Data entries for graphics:
--------

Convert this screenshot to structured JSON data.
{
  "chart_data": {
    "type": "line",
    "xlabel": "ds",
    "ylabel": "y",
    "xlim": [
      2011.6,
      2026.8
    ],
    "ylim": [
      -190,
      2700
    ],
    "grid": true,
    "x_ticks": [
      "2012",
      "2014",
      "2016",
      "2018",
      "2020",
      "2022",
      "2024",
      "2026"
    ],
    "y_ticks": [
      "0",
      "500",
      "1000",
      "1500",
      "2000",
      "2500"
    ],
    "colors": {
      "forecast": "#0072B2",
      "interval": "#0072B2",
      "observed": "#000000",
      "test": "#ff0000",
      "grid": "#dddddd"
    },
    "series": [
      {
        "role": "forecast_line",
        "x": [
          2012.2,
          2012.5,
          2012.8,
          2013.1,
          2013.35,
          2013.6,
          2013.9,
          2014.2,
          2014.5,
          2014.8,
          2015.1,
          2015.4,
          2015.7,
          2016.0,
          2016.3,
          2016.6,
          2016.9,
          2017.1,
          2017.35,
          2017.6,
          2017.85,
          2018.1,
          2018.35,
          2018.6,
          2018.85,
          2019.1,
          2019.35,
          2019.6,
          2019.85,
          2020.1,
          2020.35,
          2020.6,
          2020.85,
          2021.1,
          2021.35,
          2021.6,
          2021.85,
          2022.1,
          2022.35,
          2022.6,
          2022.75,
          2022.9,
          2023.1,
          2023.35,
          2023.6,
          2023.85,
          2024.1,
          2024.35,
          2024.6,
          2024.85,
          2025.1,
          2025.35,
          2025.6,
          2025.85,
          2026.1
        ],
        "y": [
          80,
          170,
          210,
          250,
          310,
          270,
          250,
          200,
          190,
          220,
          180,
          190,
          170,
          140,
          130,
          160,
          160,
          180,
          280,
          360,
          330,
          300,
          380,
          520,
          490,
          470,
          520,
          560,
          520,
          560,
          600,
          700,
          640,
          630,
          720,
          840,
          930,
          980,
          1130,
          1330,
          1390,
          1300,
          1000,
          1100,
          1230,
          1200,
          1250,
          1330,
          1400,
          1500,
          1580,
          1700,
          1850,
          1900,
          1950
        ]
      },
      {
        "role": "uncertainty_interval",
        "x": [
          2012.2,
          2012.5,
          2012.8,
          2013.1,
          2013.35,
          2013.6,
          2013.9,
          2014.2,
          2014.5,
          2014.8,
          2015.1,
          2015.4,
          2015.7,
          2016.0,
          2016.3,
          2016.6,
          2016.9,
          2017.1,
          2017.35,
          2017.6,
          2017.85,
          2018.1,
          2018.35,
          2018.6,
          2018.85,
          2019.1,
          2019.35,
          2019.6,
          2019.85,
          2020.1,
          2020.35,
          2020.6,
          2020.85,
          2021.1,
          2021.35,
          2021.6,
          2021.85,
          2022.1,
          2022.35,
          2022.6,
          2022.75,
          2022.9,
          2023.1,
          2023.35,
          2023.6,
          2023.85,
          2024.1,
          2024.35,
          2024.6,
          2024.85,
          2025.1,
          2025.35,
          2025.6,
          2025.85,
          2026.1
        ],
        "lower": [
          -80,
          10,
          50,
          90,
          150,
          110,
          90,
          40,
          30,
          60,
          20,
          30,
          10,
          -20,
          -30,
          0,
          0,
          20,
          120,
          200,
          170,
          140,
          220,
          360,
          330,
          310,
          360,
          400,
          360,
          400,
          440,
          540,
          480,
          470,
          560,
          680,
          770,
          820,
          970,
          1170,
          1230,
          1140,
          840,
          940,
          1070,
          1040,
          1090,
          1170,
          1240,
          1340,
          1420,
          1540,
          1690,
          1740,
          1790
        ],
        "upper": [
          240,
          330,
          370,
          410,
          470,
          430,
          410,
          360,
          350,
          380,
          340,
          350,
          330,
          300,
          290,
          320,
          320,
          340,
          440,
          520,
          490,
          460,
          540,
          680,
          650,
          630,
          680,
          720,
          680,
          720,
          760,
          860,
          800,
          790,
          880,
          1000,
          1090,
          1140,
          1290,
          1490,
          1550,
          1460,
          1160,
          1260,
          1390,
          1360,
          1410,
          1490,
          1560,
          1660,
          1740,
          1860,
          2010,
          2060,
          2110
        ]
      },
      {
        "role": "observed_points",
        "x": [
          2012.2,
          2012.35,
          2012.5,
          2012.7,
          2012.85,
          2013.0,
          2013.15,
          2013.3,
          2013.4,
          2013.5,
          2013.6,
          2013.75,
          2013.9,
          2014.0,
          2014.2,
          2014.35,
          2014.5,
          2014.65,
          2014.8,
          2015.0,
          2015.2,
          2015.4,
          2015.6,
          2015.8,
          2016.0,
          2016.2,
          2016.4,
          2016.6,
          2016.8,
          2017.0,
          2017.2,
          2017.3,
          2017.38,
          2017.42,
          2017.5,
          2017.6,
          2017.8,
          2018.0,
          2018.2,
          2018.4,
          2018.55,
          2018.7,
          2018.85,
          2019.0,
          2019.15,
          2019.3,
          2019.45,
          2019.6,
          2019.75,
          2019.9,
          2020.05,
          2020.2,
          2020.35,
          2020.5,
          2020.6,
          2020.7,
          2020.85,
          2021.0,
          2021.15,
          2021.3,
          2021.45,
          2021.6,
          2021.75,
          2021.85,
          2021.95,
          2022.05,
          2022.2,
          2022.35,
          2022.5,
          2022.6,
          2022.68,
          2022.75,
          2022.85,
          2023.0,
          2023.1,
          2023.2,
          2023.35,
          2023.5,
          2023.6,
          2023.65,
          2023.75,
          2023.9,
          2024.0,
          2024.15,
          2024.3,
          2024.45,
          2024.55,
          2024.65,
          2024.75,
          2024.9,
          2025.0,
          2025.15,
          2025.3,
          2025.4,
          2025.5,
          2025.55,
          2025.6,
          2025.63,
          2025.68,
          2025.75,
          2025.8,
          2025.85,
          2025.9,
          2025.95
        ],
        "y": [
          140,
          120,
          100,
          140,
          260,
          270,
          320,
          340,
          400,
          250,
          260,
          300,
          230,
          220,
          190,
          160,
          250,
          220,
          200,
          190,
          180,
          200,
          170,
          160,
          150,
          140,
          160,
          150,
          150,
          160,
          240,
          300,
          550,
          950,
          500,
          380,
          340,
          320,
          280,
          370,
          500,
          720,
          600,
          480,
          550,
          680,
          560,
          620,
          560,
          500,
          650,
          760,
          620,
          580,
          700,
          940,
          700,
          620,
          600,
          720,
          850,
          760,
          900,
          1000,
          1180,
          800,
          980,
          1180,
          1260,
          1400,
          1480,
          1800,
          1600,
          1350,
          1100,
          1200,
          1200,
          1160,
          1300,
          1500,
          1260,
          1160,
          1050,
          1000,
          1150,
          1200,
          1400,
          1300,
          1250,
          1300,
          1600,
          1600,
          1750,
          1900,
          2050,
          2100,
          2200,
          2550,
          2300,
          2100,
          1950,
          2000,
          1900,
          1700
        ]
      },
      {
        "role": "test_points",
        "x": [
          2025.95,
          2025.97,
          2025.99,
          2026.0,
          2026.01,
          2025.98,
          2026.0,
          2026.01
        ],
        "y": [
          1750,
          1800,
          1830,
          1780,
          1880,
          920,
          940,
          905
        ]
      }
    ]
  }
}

--------

▶ [Given request]
Identify all lines where the word "role" shows up. Copy them.

▶ [Exercise output]
        "role": "forecast_line",
        "role": "uncertainty_interval",
        "role": "observed_points",
        "role": "test_points",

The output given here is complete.